▽
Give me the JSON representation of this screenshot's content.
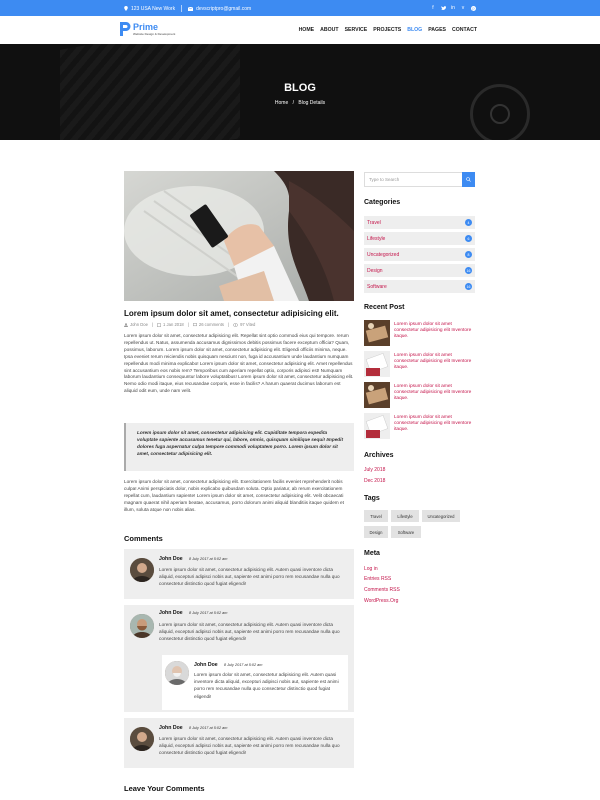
{
  "topbar": {
    "address": "123 USA New Work",
    "email": "devscriptpro@gmail.com",
    "social": [
      "facebook-icon",
      "twitter-icon",
      "linkedin-icon",
      "vimeo-icon",
      "pinterest-icon"
    ]
  },
  "brand": {
    "name": "Prime",
    "tagline": "Website Design & Development"
  },
  "nav": [
    "HOME",
    "ABOUT",
    "SERVICE",
    "PROJECTS",
    "BLOG",
    "PAGES",
    "CONTACT"
  ],
  "banner": {
    "title": "BLOG",
    "crumb_home": "Home",
    "crumb_sep": "/",
    "crumb_current": "Blog Details"
  },
  "post": {
    "title": "Lorem ipsum dolor sit amet, consectetur adipisicing elit.",
    "author": "John Doe",
    "date": "1 Jan 2018",
    "comments": "26 comments",
    "views": "97 Vited",
    "body1": "Lorem ipsum dolor sit amet, consectetur adipisicing elit. Repellat sint optio commodi eius qui tempore. rerum repellendus ut. Natus, assumenda accusamus dignissimos debitis possimus facere exceptum officia? Quam, possimus, laborum. Lorem ipsum dolor sit amet, consectetur adipisicing elit. Eligendi officiis minima, neque. Ipsa eveniet rerum reiciendis nobis quisquam nesciunt non, fuga id accusantium unde laudantium numquam repellendus modi minima explicabo! Lorem ipsum dolor sit amet, consectetur adipisicing elit. Amet repellendus sint accusantium eos nobis rem? Temporibus cum aperiam repellat optio, corporis adipisci est! Numquam laborum laudantium consequuntur labore voluptatibus! Lorem ipsum dolor sit amet, consectetur adipisicing elit. Nemo odio modi itaque, eius recusandae corporis, esse in facilis? A harum quaerat ducimus laborum est aliquid odit eum, unde nam velit.",
    "quote": "Lorem ipsum dolor sit amet, consectetur adipisicing elit. Cupiditate tempora expedita voluptate sapiente accusamus tenetur qui, labore, omnis, quisquam similique sequi! Impedit dolores fuga aspernatur culpa tempore commodi voluptatem porro. Lorem ipsum dolor sit amet, consectetur adipisicing elit.",
    "body2": "Lorem ipsum dolor sit amet, consectetur adipisicing elit. Exercitationem facilis eveniet reprehenderit nobis culpa! Animi perspiciatis dolor, nobis explicabo quibusdam soluta. Optio pariatur, ab rerum exercitationem repellat cum, laudantium sapiente! Lorem ipsum dolor sit amet, consectetur adipisicing elit. Velit obcaecati magnam quaerat nihil aperiam beatae, accusamus, porro dolorum animi aliquid blanditiis itaque quidem et illum, soluta atque non nobis alias."
  },
  "comments_heading": "Comments",
  "comments": [
    {
      "name": "John Doe",
      "date": "8 July 2017 at 5:02 am",
      "text": "Lorem ipsum dolor sit amet, consectetur adipisicing elit. Autem quasi inventore dicta aliquid, excepturi adipisci nobis aut, sapiente est animi porro rem recusandae nulla quo consectetur distinctio quod fugiat eligendi!"
    },
    {
      "name": "John Doe",
      "date": "8 July 2017 at 5:02 am",
      "text": "Lorem ipsum dolor sit amet, consectetur adipisicing elit. Autem quasi inventore dicta aliquid, excepturi adipisci nobis aut, sapiente est animi porro rem recusandae nulla quo consectetur distinctio quod fugiat eligendi!"
    },
    {
      "name": "John Doe",
      "date": "8 July 2017 at 5:02 am",
      "text": "Lorem ipsum dolor sit amet, consectetur adipisicing elit. Autem quasi inventore dicta aliquid, excepturi adipisci nobis aut, sapiente est animi porro rem recusandae nulla quo consectetur distinctio quod fugiat eligendi!"
    },
    {
      "name": "John Doe",
      "date": "8 July 2017 at 5:02 am",
      "text": "Lorem ipsum dolor sit amet, consectetur adipisicing elit. Autem quasi inventore dicta aliquid, excepturi adipisci nobis aut, sapiente est animi porro rem recusandae nulla quo consectetur distinctio quod fugiat eligendi!"
    }
  ],
  "leave_heading": "Leave Your Comments",
  "sidebar": {
    "search_placeholder": "Type to Search",
    "categories_title": "Categories",
    "categories": [
      {
        "label": "Travel",
        "count": "4"
      },
      {
        "label": "Lifestyle",
        "count": "6"
      },
      {
        "label": "Uncategorized",
        "count": "8"
      },
      {
        "label": "Design",
        "count": "16"
      },
      {
        "label": "Software",
        "count": "16"
      }
    ],
    "recent_title": "Recent Post",
    "recent": [
      "Lorem ipsum dolor sit amet consectetur adipisicing elit Inventore itaque.",
      "Lorem ipsum dolor sit amet consectetur adipisicing elit Inventore itaque.",
      "Lorem ipsum dolor sit amet consectetur adipisicing elit Inventore itaque.",
      "Lorem ipsum dolor sit amet consectetur adipisicing elit Inventore itaque."
    ],
    "archives_title": "Archives",
    "archives": [
      "July 2018",
      "Dec 2018"
    ],
    "tags_title": "Tags",
    "tags": [
      "Travel",
      "Lifestyle",
      "Uncategorized",
      "Design",
      "Software"
    ],
    "meta_title": "Meta",
    "meta": [
      "Log in",
      "Entries RSS",
      "Comments RSS",
      "WordPress.Org"
    ]
  },
  "colors": {
    "accent": "#3d8bf2",
    "link": "#c4144a",
    "panel": "#eeeeee"
  }
}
△
WHAT THE TASK ASKS: Repeat the material above in full and exactly, omitting the pictures.

REPLY:
Give me the JSON representation of this screenshot's content.
{
  "topbar": {
    "address": "123 USA New Work",
    "email": "devscriptpro@gmail.com",
    "social": [
      "facebook-icon",
      "twitter-icon",
      "linkedin-icon",
      "vimeo-icon",
      "pinterest-icon"
    ]
  },
  "brand": {
    "name": "Prime",
    "tagline": "Website Design & Development"
  },
  "nav": [
    "HOME",
    "ABOUT",
    "SERVICE",
    "PROJECTS",
    "BLOG",
    "PAGES",
    "CONTACT"
  ],
  "banner": {
    "title": "BLOG",
    "crumb_home": "Home",
    "crumb_sep": "/",
    "crumb_current": "Blog Details"
  },
  "post": {
    "title": "Lorem ipsum dolor sit amet, consectetur adipisicing elit.",
    "author": "John Doe",
    "date": "1 Jan 2018",
    "comments": "26 comments",
    "views": "97 Vited",
    "body1": "Lorem ipsum dolor sit amet, consectetur adipisicing elit. Repellat sint optio commodi eius qui tempore. rerum repellendus ut. Natus, assumenda accusamus dignissimos debitis possimus facere exceptum officia? Quam, possimus, laborum. Lorem ipsum dolor sit amet, consectetur adipisicing elit. Eligendi officiis minima, neque. Ipsa eveniet rerum reiciendis nobis quisquam nesciunt non, fuga id accusantium unde laudantium numquam repellendus modi minima explicabo! Lorem ipsum dolor sit amet, consectetur adipisicing elit. Amet repellendus sint accusantium eos nobis rem? Temporibus cum aperiam repellat optio, corporis adipisci est! Numquam laborum laudantium consequuntur labore voluptatibus! Lorem ipsum dolor sit amet, consectetur adipisicing elit. Nemo odio modi itaque, eius recusandae corporis, esse in facilis? A harum quaerat ducimus laborum est aliquid odit eum, unde nam velit.",
    "quote": "Lorem ipsum dolor sit amet, consectetur adipisicing elit. Cupiditate tempora expedita voluptate sapiente accusamus tenetur qui, labore, omnis, quisquam similique sequi! Impedit dolores fuga aspernatur culpa tempore commodi voluptatem porro. Lorem ipsum dolor sit amet, consectetur adipisicing elit.",
    "body2": "Lorem ipsum dolor sit amet, consectetur adipisicing elit. Exercitationem facilis eveniet reprehenderit nobis culpa! Animi perspiciatis dolor, nobis explicabo quibusdam soluta. Optio pariatur, ab rerum exercitationem repellat cum, laudantium sapiente! Lorem ipsum dolor sit amet, consectetur adipisicing elit. Velit obcaecati magnam quaerat nihil aperiam beatae, accusamus, porro dolorum animi aliquid blanditiis itaque quidem et illum, soluta atque non nobis alias."
  },
  "comments_heading": "Comments",
  "comments": [
    {
      "name": "John Doe",
      "date": "8 July 2017 at 5:02 am",
      "text": "Lorem ipsum dolor sit amet, consectetur adipisicing elit. Autem quasi inventore dicta aliquid, excepturi adipisci nobis aut, sapiente est animi porro rem recusandae nulla quo consectetur distinctio quod fugiat eligendi!"
    },
    {
      "name": "John Doe",
      "date": "8 July 2017 at 5:02 am",
      "text": "Lorem ipsum dolor sit amet, consectetur adipisicing elit. Autem quasi inventore dicta aliquid, excepturi adipisci nobis aut, sapiente est animi porro rem recusandae nulla quo consectetur distinctio quod fugiat eligendi!"
    },
    {
      "name": "John Doe",
      "date": "8 July 2017 at 5:02 am",
      "text": "Lorem ipsum dolor sit amet, consectetur adipisicing elit. Autem quasi inventore dicta aliquid, excepturi adipisci nobis aut, sapiente est animi porro rem recusandae nulla quo consectetur distinctio quod fugiat eligendi!"
    },
    {
      "name": "John Doe",
      "date": "8 July 2017 at 5:02 am",
      "text": "Lorem ipsum dolor sit amet, consectetur adipisicing elit. Autem quasi inventore dicta aliquid, excepturi adipisci nobis aut, sapiente est animi porro rem recusandae nulla quo consectetur distinctio quod fugiat eligendi!"
    }
  ],
  "leave_heading": "Leave Your Comments",
  "sidebar": {
    "search_placeholder": "Type to Search",
    "categories_title": "Categories",
    "categories": [
      {
        "label": "Travel",
        "count": "4"
      },
      {
        "label": "Lifestyle",
        "count": "6"
      },
      {
        "label": "Uncategorized",
        "count": "8"
      },
      {
        "label": "Design",
        "count": "16"
      },
      {
        "label": "Software",
        "count": "16"
      }
    ],
    "recent_title": "Recent Post",
    "recent": [
      "Lorem ipsum dolor sit amet consectetur adipisicing elit Inventore itaque.",
      "Lorem ipsum dolor sit amet consectetur adipisicing elit Inventore itaque.",
      "Lorem ipsum dolor sit amet consectetur adipisicing elit Inventore itaque.",
      "Lorem ipsum dolor sit amet consectetur adipisicing elit Inventore itaque."
    ],
    "archives_title": "Archives",
    "archives": [
      "July 2018",
      "Dec 2018"
    ],
    "tags_title": "Tags",
    "tags": [
      "Travel",
      "Lifestyle",
      "Uncategorized",
      "Design",
      "Software"
    ],
    "meta_title": "Meta",
    "meta": [
      "Log in",
      "Entries RSS",
      "Comments RSS",
      "WordPress.Org"
    ]
  },
  "colors": {
    "accent": "#3d8bf2",
    "link": "#c4144a",
    "panel": "#eeeeee"
  }
}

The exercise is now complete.